● **TASK ITEM**
In the post on the data-center boom and self-hosting, which three overrides drive the pull toward owning hardware?

● **PAGE EXTRACT**
A note on the data-center boom, since it gets invoked here a lot: the hundreds of billions going into new capacity is mostly the providers and clouds building inference to rent to you, not companies building private fleets. More supply means cheaper rented GPUs, which if anything reduces the reason for a typical company to own hardware. The pull toward owning metal doesn't come from the buildout. It comes from three specific overrides: regulatory sovereignty, economics at extreme sustained utilization, and latency or air-gap requirements. For everyone else, the cloud's elasticity keeps winning.

And running it is the whole job. There's a line from a CTO-decision guide I read this week that I haven't been able to stop thinking about: picking a model is a one-week decision; operating a self-hosted inference stack (multi-node serving, quantization, eval pipelines, on-call) is a year-long engineering investment. The economics back this up. Self-hosting open weights tends to beat the API somewhere north of five to ten million tokens a month. Below that, the API is cheaper and you should just use it. Above it, and especially when control is in play, you're running your own.

● **Items from a dataset**
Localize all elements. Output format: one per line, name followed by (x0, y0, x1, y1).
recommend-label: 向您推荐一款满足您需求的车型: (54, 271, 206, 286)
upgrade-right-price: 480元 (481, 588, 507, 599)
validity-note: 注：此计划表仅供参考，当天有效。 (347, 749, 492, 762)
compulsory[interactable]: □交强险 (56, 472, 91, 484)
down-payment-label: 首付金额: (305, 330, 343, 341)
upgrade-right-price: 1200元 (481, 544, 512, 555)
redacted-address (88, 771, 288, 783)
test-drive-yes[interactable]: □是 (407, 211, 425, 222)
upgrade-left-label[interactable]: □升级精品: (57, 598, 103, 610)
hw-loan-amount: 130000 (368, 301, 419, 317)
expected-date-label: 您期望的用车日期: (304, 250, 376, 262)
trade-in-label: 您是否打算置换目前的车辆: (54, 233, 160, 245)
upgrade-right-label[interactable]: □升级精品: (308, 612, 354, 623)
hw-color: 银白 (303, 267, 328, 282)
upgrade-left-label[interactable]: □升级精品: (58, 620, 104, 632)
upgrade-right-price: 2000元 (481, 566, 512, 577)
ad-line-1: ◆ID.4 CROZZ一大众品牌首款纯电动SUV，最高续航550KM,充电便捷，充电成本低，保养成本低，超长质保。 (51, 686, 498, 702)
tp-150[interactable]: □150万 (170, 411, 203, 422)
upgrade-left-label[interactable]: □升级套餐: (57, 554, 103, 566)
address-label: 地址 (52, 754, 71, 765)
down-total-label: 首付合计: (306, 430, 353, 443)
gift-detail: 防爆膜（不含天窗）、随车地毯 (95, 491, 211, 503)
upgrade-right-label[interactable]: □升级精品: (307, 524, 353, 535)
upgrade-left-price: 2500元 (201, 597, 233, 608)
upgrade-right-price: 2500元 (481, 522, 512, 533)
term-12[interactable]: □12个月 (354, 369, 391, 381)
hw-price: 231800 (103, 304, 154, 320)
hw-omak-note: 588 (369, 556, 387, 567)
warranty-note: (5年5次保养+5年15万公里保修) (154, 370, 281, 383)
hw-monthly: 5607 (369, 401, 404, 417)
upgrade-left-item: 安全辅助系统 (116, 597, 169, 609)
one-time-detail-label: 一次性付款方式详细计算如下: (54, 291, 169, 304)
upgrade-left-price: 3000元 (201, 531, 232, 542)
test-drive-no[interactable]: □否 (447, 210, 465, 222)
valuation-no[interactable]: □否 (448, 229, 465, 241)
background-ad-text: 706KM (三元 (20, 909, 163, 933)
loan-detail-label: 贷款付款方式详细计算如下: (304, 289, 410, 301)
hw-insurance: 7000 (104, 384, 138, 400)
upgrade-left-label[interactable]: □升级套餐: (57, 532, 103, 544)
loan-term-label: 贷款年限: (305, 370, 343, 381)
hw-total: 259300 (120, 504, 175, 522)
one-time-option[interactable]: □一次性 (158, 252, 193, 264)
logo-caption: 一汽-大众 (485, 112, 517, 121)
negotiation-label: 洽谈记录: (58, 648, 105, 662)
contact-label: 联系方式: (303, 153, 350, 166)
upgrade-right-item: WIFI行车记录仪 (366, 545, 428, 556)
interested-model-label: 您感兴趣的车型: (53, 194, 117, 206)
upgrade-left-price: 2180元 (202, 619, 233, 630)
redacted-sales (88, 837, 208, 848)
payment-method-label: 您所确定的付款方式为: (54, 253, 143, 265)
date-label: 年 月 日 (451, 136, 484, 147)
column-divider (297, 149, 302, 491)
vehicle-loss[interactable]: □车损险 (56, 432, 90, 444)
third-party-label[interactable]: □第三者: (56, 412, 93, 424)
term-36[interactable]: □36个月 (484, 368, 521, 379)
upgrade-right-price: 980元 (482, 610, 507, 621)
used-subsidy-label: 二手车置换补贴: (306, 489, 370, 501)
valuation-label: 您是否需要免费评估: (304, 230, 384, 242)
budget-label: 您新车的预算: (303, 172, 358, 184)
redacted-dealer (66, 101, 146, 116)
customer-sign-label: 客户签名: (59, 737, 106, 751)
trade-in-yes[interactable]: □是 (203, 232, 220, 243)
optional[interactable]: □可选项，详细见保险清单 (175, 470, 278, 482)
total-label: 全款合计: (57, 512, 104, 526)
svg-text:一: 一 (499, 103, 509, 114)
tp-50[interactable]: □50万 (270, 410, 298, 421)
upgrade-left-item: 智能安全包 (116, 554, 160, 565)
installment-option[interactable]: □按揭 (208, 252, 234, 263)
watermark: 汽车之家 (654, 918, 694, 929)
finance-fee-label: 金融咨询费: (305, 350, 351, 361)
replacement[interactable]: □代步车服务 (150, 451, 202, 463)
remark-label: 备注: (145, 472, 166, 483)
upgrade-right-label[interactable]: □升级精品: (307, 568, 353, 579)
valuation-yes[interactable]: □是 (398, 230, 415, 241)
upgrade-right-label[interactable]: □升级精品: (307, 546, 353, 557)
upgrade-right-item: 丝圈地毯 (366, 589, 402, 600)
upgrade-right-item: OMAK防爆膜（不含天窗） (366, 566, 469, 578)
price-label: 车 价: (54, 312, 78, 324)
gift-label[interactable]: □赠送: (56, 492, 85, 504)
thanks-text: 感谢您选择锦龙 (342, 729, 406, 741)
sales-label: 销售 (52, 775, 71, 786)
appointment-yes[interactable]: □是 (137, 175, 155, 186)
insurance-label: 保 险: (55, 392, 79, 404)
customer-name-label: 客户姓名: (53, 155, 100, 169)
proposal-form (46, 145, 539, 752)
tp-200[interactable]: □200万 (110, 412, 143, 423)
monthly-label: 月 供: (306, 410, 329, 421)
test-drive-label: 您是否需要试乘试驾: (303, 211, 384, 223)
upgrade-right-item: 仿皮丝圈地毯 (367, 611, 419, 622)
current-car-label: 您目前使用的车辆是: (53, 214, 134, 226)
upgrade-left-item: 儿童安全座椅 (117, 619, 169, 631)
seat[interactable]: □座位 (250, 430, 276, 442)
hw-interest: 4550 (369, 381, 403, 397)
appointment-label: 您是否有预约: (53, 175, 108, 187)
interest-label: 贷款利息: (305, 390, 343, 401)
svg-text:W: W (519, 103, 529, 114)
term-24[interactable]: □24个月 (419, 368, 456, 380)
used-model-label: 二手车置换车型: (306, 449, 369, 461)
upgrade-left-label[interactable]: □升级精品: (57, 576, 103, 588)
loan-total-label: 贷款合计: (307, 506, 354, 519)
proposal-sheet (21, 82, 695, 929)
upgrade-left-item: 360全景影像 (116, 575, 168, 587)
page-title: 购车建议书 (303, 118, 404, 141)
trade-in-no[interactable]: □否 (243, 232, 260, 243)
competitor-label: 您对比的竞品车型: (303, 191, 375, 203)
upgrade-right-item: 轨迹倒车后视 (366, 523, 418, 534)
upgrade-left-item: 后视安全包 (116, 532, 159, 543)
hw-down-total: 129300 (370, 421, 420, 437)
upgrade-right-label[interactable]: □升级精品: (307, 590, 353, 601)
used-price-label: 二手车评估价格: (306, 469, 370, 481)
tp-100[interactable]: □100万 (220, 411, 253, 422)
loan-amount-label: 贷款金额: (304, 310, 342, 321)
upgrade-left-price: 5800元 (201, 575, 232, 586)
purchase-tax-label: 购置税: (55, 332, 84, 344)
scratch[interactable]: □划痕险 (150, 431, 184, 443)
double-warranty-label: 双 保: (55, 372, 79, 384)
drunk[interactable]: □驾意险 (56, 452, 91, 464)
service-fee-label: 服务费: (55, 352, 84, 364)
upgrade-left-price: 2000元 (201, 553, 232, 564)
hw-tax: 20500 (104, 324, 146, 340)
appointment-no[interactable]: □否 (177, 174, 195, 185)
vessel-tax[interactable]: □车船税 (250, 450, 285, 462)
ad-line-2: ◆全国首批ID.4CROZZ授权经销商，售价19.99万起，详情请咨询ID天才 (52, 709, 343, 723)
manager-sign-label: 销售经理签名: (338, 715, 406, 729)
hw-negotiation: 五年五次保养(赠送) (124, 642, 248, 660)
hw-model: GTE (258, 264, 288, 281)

● **TASK SOLUTION**
Regulatory sovereignty, economics at extreme sustained utilization, and latency or air-gap requirements.